◆ Directive
Repeat the material in full. Keep every line exactly as it is.

┄┄┄┄┄┄

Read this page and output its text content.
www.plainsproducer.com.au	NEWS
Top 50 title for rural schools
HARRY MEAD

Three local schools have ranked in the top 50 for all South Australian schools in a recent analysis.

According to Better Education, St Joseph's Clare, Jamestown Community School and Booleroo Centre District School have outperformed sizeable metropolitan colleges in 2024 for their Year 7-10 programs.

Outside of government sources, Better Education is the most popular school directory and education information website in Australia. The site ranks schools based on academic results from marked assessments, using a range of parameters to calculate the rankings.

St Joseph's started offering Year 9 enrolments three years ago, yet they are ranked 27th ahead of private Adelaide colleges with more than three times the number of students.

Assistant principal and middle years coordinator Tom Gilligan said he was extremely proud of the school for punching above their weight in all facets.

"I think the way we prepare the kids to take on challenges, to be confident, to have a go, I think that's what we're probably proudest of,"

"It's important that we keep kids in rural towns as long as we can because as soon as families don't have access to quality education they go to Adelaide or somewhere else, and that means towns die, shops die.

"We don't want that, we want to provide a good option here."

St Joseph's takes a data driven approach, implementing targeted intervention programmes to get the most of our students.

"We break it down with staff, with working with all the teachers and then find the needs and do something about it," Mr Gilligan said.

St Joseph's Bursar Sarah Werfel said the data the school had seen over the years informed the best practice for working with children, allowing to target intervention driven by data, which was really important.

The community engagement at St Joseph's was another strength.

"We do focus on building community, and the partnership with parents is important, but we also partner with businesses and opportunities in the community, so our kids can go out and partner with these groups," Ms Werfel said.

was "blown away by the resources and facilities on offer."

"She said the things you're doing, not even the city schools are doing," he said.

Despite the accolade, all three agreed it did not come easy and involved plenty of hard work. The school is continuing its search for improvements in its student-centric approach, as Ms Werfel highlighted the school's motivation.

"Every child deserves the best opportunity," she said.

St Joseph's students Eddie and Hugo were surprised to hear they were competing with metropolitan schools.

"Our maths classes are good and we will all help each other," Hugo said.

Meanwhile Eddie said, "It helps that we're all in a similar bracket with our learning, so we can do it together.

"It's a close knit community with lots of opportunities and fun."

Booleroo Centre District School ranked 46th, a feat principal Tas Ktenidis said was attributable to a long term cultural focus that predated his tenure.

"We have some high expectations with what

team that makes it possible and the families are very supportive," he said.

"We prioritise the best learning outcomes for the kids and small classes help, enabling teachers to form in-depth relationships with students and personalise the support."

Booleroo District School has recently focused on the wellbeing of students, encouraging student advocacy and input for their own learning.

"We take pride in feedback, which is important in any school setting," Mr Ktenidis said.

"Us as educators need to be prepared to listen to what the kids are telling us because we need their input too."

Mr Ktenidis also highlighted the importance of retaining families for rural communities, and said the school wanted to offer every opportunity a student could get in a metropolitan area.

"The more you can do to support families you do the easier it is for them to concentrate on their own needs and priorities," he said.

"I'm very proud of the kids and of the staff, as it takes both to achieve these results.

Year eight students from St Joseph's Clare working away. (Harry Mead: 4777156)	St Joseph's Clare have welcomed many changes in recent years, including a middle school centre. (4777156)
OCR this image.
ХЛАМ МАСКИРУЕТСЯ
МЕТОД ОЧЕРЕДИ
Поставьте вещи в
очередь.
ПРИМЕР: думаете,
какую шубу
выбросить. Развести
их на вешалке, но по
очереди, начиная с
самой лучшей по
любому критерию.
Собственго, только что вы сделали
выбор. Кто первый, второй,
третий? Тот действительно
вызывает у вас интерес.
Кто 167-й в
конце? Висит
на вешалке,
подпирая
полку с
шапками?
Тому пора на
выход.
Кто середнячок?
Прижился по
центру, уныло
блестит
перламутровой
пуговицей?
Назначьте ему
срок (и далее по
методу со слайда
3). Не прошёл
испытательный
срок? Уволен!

┄┄┄┄┄┄

◆ Response to this exercise
Read this page and output its text content.
www.plainsproducer.com.au	NEWS
Top 50 title for rural schools
HARRY MEAD

Three local schools have ranked in the top 50 for all South Australian schools in a recent analysis.

According to Better Education, St Joseph's Clare, Jamestown Community School and Booleroo Centre District School have outperformed sizeable metropolitan colleges in 2024 for their Year 7-10 programs.

Outside of government sources, Better Education is the most popular school directory and education information website in Australia. The site ranks schools based on academic results from marked assessments, using a range of parameters to calculate the rankings.

St Joseph's started offering Year 9 enrolments three years ago, yet they are ranked 27th ahead of private Adelaide colleges with more than three times the number of students.

Assistant principal and middle years coordinator Tom Gilligan said he was extremely proud of the school for punching above their weight in all facets.

"I think the way we prepare the kids to take on challenges, to be confident, to have a go, I think that's what we're probably proudest of,"

"It's important that we keep kids in rural towns as long as we can because as soon as families don't have access to quality education they go to Adelaide or somewhere else, and that means towns die, shops die.

"We don't want that, we want to provide a good option here."

St Joseph's takes a data driven approach, implementing targeted intervention programmes to get the most of our students.

"We break it down with staff, with working with all the teachers and then find the needs and do something about it," Mr Gilligan said.

St Joseph's Bursar Sarah Werfel said the data the school had seen over the years informed the best practice for working with children, allowing to target intervention driven by data, which was really important.

The community engagement at St Joseph's was another strength.

"We do focus on building community, and the partnership with parents is important, but we also partner with businesses and opportunities in the community, so our kids can go out and partner with these groups," Ms Werfel said.

was "blown away by the resources and facilities on offer."

"She said the things you're doing, not even the city schools are doing," he said.

Despite the accolade, all three agreed it did not come easy and involved plenty of hard work. The school is continuing its search for improvements in its student-centric approach, as Ms Werfel highlighted the school's motivation.

"Every child deserves the best opportunity," she said.

St Joseph's students Eddie and Hugo were surprised to hear they were competing with metropolitan schools.

"Our maths classes are good and we will all help each other," Hugo said.

Meanwhile Eddie said, "It helps that we're all in a similar bracket with our learning, so we can do it together.

"It's a close knit community with lots of opportunities and fun."

Booleroo Centre District School ranked 46th, a feat principal Tas Ktenidis said was attributable to a long term cultural focus that predated his tenure.

"We have some high expectations with what

team that makes it possible and the families are very supportive," he said.

"We prioritise the best learning outcomes for the kids and small classes help, enabling teachers to form in-depth relationships with students and personalise the support."

Booleroo District School has recently focused on the wellbeing of students, encouraging student advocacy and input for their own learning.

"We take pride in feedback, which is important in any school setting," Mr Ktenidis said.

"Us as educators need to be prepared to listen to what the kids are telling us because we need their input too."

Mr Ktenidis also highlighted the importance of retaining families for rural communities, and said the school wanted to offer every opportunity a student could get in a metropolitan area.

"The more you can do to support families you do the easier it is for them to concentrate on their own needs and priorities," he said.

"I'm very proud of the kids and of the staff, as it takes both to achieve these results.

Year eight students from St Joseph's Clare working away. (Harry Mead: 4777156)	St Joseph's Clare have welcomed many changes in recent years, including a middle school centre. (4777156)
OCR this image.
ХЛАМ МАСКИРУЕТСЯ
МЕТОД ОЧЕРЕДИ
Поставьте вещи в
очередь.
ПРИМЕР: думаете,
какую шубу
выбросить. Развести
их на вешалке, но по
очереди, начиная с
самой лучшей по
любому критерию.
Собственго, только что вы сделали
выбор. Кто первый, второй,
третий? Тот действительно
вызывает у вас интерес.
Кто 167-й в
конце? Висит
на вешалке,
подпирая
полку с
шапками?
Тому пора на
выход.
Кто середнячок?
Прижился по
центру, уныло
блестит
перламутровой
пуговицей?
Назначьте ему
срок (и далее по
методу со слайда
3). Не прошёл
испытательный
срок? Уволен!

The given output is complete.